WHAT YOU ARE ASKED TO DO: Continue the forum thread about cloud uptime and data security from the point where it stops.

DOCUMENT TEXT:

Don't even get me started on polarisation as a political tactic...
I'm more and more convinced that benevolent dictatorship is my form of government of choice.
"No just (or even) DECNet - it's fundamental to CSMA-CD working properly, else everyone would keep trying to transmit at the same time.
With today's star network topology with switches and FDX links, rather than a shared bus, it's not relevant."
Uhh, yeah it is. Not usually at the network level (except wifi) but at the application level this can also be important. In this case, if the timed out requests were retried at some regular interval, then they could just keep causing load spikes and timing out at regular intervals (and if the load spike lasts longer than the retry interval you're really done.)
At the moment, cloud infrastructure seems to be owned and managed by a small chain of entities - AWS being one of them.
Do you not think there will come a time when the owners/investors in these cloud companies will think that certain aspects of their hardware, software, service provision, property ownership portfolio become undesirable in some way, and try to divest it/them? (Maybe the government wanting to split a company to combat anti-competitive practices would be a good example).
All very well saying that your cloud service is provided by Amazon, but will you be told if it does become sub-contracted? This has repercussions not only in the ability of a company in the ownership chain to enforce SLA's, etc. but in other areas outside scope of this current topic e.g., privacy. No doubt Amazon would do due diligence on their sub-contractors, but when the sub-contractors start to sub-contract that's where the messy business would no doubt begin.
Look through history for examples - particularly those created as a result of government intervention.
> (1 Website + 1 Database) + 1 Server = Nein Problem
Good luck with that next time you get a power outage, segfault, updates demanding a reboot, infrastructure - eg, internet pipe - outage, etc ad nauseam.
One datacentre is safer but still not safe.
I see a lot of pissing and moaning here but the problem with Cloud is data protection, not uptime. Pretty much every alternative has worse uptime.
Oh, quite, which is why I personally do not recommend cloud computing except in cases - for example, my current employer has requested a feasibility study on keeping energy usage and visualisation data on AWS or Azure - where the data is already safely anonymized and cannot be identified without data kept on-premises (or rather, in our data centre).
But this article is about uptime and the loss thereof, not data security. And all of the whining on this large thread is also about uptime and at least half of it is clearly from people with no fucking clue whatsoever which goes to prove that the Reg is still popular with 1st Line Support drones, I suppose.
If you strongly encrypted all the data stored on cloud drives would that solve the data security problem?
Assuming you could be certain you did not loose the encryption keys.....

DATASET CONTENT:
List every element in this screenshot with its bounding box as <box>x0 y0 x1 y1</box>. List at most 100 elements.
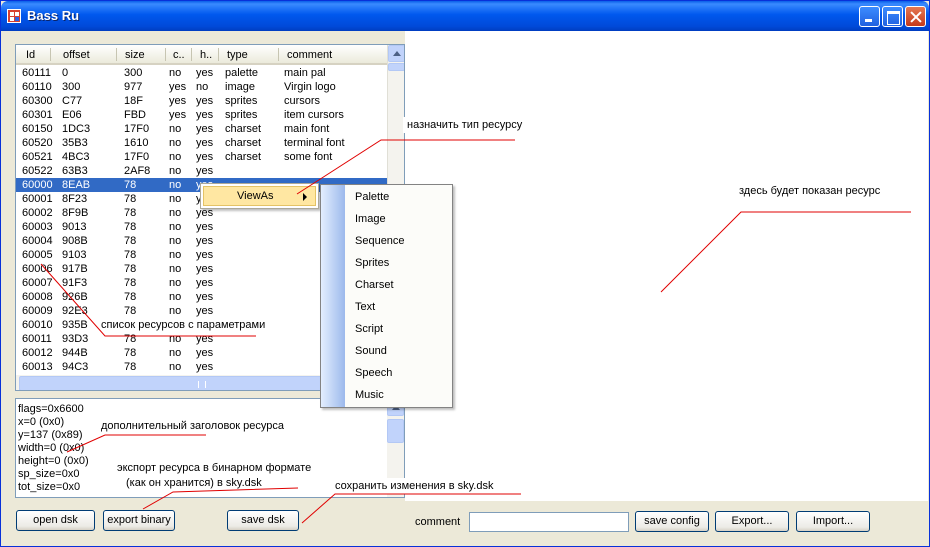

RESULT OF THE TASK:
Am I right in thinking only the US-East region was affected by these issues?
Very interested in folks comments....
John
>If you strongly encrypted all the data stored on cloud drives would that solve the data security problem?
If it were feasible, partially. It wouldn't save you from the Data Protection Act though.
> Assuming you could be certain you did not lose the encryption keys.....
That is also an issue. And in order to stay safe, you'd have to run the decryption at your local end which is a computational expense you might want to avoid.
My idea was to use FDE. The AWS VMs would be provided with a decryption key at boot time so thay can access data stored on the disc. The key would then be deleted
I was thinking of using EncFS. Why would this cause problems with Data Protection Act?
Please note I no longer live in the UK....
TIA
John
The DPA makes no allowance for encrypted data. If you're storing names, addresses or personally identifiable information, you ARE subject to the DPA and cannot move that data out of a "known" zone. So a datacentre is fine but "the Cloud" - which means your data sits somewhere within a whole region and not in a place you can give an address for - is a breach and can be prosecuted. And will be. The DPA is enforced pretty hard.
"Well what's more important? Security of data or your customers not being able to buy a pair of tights at 3am (which may be mid-afternoon their time)?"
There. Fixed that for you.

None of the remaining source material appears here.